Goal of the exercise
Search the records for "title". Copy every line where it appears.

— start Extracted records —

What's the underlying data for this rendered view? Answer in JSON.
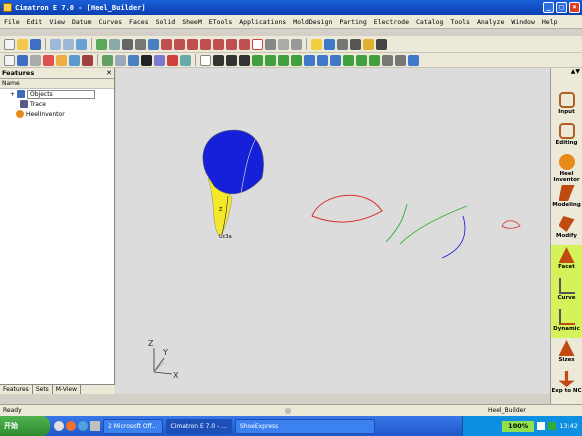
{
  "window": {
    "title": "Cimatron E 7.0 - [Heel_Builder]"
  },
  "menu": [
    "File",
    "Edit",
    "View",
    "Datum",
    "Curves",
    "Faces",
    "Solid",
    "SheeM",
    "ETools",
    "Applications",
    "MoldDesign",
    "Parting",
    "Electrode",
    "Catalog",
    "Tools",
    "Analyze",
    "Window",
    "Help"
  ],
  "panel": {
    "title": "Features",
    "column": "Name",
    "tree": [
      {
        "label": "Objects",
        "icon_color": "#3c6fb8"
      },
      {
        "label": "Trace",
        "icon_color": "#3c6fb8"
      },
      {
        "label": "HeelInventor",
        "icon_color": "#e88a1a"
      }
    ],
    "tabs": [
      "Features",
      "Sets",
      "M-View"
    ]
  },
  "rightbar": [
    {
      "label": "Input",
      "hl": false
    },
    {
      "label": "Editing",
      "hl": false
    },
    {
      "label": "Heel Inventor",
      "hl": false
    },
    {
      "label": "Modeling",
      "hl": false
    },
    {
      "label": "Modify",
      "hl": false
    },
    {
      "label": "Facet",
      "hl": true
    },
    {
      "label": "Curve",
      "hl": true
    },
    {
      "label": "Dynamic",
      "hl": true
    },
    {
      "label": "Sizes",
      "hl": false
    },
    {
      "label": "Exp to NC",
      "hl": false
    }
  ],
  "axes": {
    "x": "X",
    "y": "Y",
    "z": "Z"
  },
  "status": {
    "left": "Ready",
    "right": "Heel_Builder"
  },
  "taskbar": {
    "start": "开始",
    "tasks": [
      "2 Microsoft Off...",
      "Cimatron E 7.0 - ...",
      "ShoeExpress"
    ],
    "zoom": "100%",
    "time": "13:42"
  },
  "colors": {
    "accent": "#0b3fb0",
    "highlight": "#d6f25a"
  }
}
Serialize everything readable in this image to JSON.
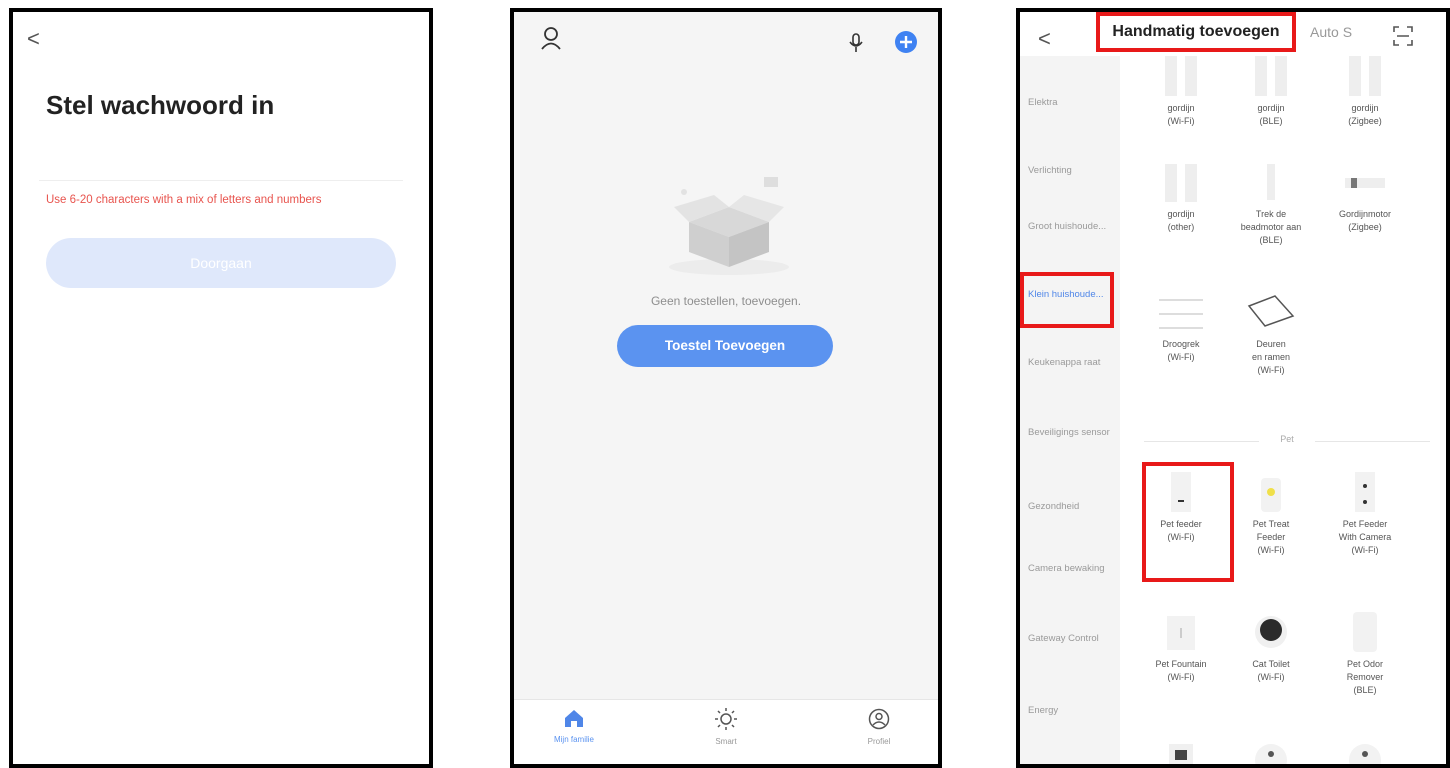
{
  "panel1": {
    "back": "<",
    "title": "Stel wachwoord in",
    "hint": "Use 6-20 characters with a mix of letters and numbers",
    "button": "Doorgaan"
  },
  "panel2": {
    "empty_text": "Geen toestellen, toevoegen.",
    "add_button": "Toestel Toevoegen",
    "tabs": [
      {
        "label": "Mijn familie",
        "icon": "home-icon"
      },
      {
        "label": "Smart",
        "icon": "sun-icon"
      },
      {
        "label": "Profiel",
        "icon": "profile-icon"
      }
    ],
    "accent": "#5b93f0"
  },
  "panel3": {
    "back": "<",
    "tab_manual": "Handmatig toevoegen",
    "tab_auto": "Auto S",
    "sidebar": [
      "Elektra",
      "Verlichting",
      "Groot huishoude...",
      "Klein huishoude...",
      "Keukenappa raat",
      "Beveiligings sensor",
      "Gezondheid",
      "Camera bewaking",
      "Gateway Control",
      "Energy"
    ],
    "devices": [
      {
        "name": "gordijn\n(Wi-Fi)"
      },
      {
        "name": "gordijn\n(BLE)"
      },
      {
        "name": "gordijn\n(Zigbee)"
      },
      {
        "name": "gordijn\n(other)"
      },
      {
        "name": "Trek de\nbeadmotor aan\n(BLE)"
      },
      {
        "name": "Gordijnmotor\n(Zigbee)"
      },
      {
        "name": "Droogrek\n(Wi-Fi)"
      },
      {
        "name": "Deuren\nen ramen\n(Wi-Fi)"
      },
      {
        "name": "Pet feeder\n(Wi-Fi)"
      },
      {
        "name": "Pet Treat\nFeeder\n(Wi-Fi)"
      },
      {
        "name": "Pet Feeder\nWith Camera\n(Wi-Fi)"
      },
      {
        "name": "Pet Fountain\n(Wi-Fi)"
      },
      {
        "name": "Cat Toilet\n(Wi-Fi)"
      },
      {
        "name": "Pet Odor\nRemover\n(BLE)"
      }
    ],
    "section_pet": "Pet",
    "highlight_color": "#e81919"
  }
}
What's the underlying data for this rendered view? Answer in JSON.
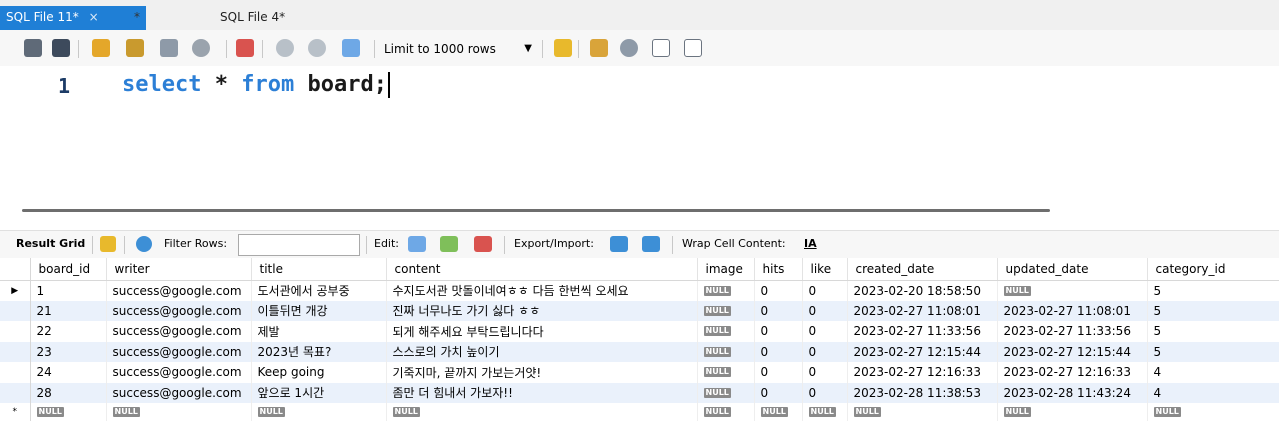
{
  "tabs": [
    {
      "label": "SQL File 11*",
      "close": "×"
    },
    {
      "label": "*"
    },
    {
      "label": "SQL File 4*"
    }
  ],
  "toolbar": {
    "limit_label": "Limit to 1000 rows",
    "icons": [
      "open-folder-icon",
      "save-icon",
      "execute-icon",
      "execute-current-icon",
      "explain-icon",
      "stop-icon",
      "toggle-error-icon",
      "commit-icon",
      "rollback-icon",
      "autocommit-icon",
      "bookmark-icon",
      "beautify-icon",
      "find-icon",
      "invisible-chars-icon",
      "wrap-icon"
    ]
  },
  "editor": {
    "line_number": "1",
    "kw1": "select",
    "sp1": " * ",
    "kw2": "from",
    "sp2": " board;"
  },
  "result_toolbar": {
    "result_grid": "Result Grid",
    "filter_rows": "Filter Rows:",
    "edit": "Edit:",
    "export_import": "Export/Import:",
    "wrap_cell": "Wrap Cell Content:",
    "wrap_icon_text": "IA"
  },
  "grid": {
    "columns": [
      "board_id",
      "writer",
      "title",
      "content",
      "image",
      "hits",
      "like",
      "created_date",
      "updated_date",
      "category_id"
    ],
    "null_label": "NULL",
    "rows": [
      {
        "board_id": "1",
        "writer": "success@google.com",
        "title": "도서관에서 공부중",
        "content": "수지도서관 맛돌이네여ㅎㅎ 다듬 한번씩 오세요",
        "image": "NULL",
        "hits": "0",
        "like": "0",
        "created_date": "2023-02-20 18:58:50",
        "updated_date": "NULL",
        "category_id": "5"
      },
      {
        "board_id": "21",
        "writer": "success@google.com",
        "title": "이틀뒤면 개강",
        "content": "진짜 너무나도 가기 싫다 ㅎㅎ",
        "image": "NULL",
        "hits": "0",
        "like": "0",
        "created_date": "2023-02-27 11:08:01",
        "updated_date": "2023-02-27 11:08:01",
        "category_id": "5"
      },
      {
        "board_id": "22",
        "writer": "success@google.com",
        "title": "제발",
        "content": "되게 해주세요 부탁드립니다다",
        "image": "NULL",
        "hits": "0",
        "like": "0",
        "created_date": "2023-02-27 11:33:56",
        "updated_date": "2023-02-27 11:33:56",
        "category_id": "5"
      },
      {
        "board_id": "23",
        "writer": "success@google.com",
        "title": "2023년 목표?",
        "content": "스스로의 가치 높이기",
        "image": "NULL",
        "hits": "0",
        "like": "0",
        "created_date": "2023-02-27 12:15:44",
        "updated_date": "2023-02-27 12:15:44",
        "category_id": "5"
      },
      {
        "board_id": "24",
        "writer": "success@google.com",
        "title": "Keep going",
        "content": "기죽지마, 끝까지 가보는거얏!",
        "image": "NULL",
        "hits": "0",
        "like": "0",
        "created_date": "2023-02-27 12:16:33",
        "updated_date": "2023-02-27 12:16:33",
        "category_id": "4"
      },
      {
        "board_id": "28",
        "writer": "success@google.com",
        "title": "앞으로 1시간",
        "content": "좀만 더 힘내서 가보자!!",
        "image": "NULL",
        "hits": "0",
        "like": "0",
        "created_date": "2023-02-28 11:38:53",
        "updated_date": "2023-02-28 11:43:24",
        "category_id": "4"
      }
    ],
    "current_row_marker": "▶",
    "new_row_marker": "*"
  },
  "colors": {
    "tab_active": "#1f7fd6",
    "keyword": "#2c7fd6",
    "alt_row": "#eaf1fb"
  }
}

— end Extracted records —

Problem solution
    "title": "Cimatron E 7.0 - [Heel_Builder]"
    "title": "Features",
    "title": "Stel wachwoord in",
      "title",
        "title": "도서관에서 공부중",
        "title": "이틀뒤면 개강",
        "title": "제발",
        "title": "2023년 목표?",
        "title": "Keep going",
        "title": "앞으로 1시간",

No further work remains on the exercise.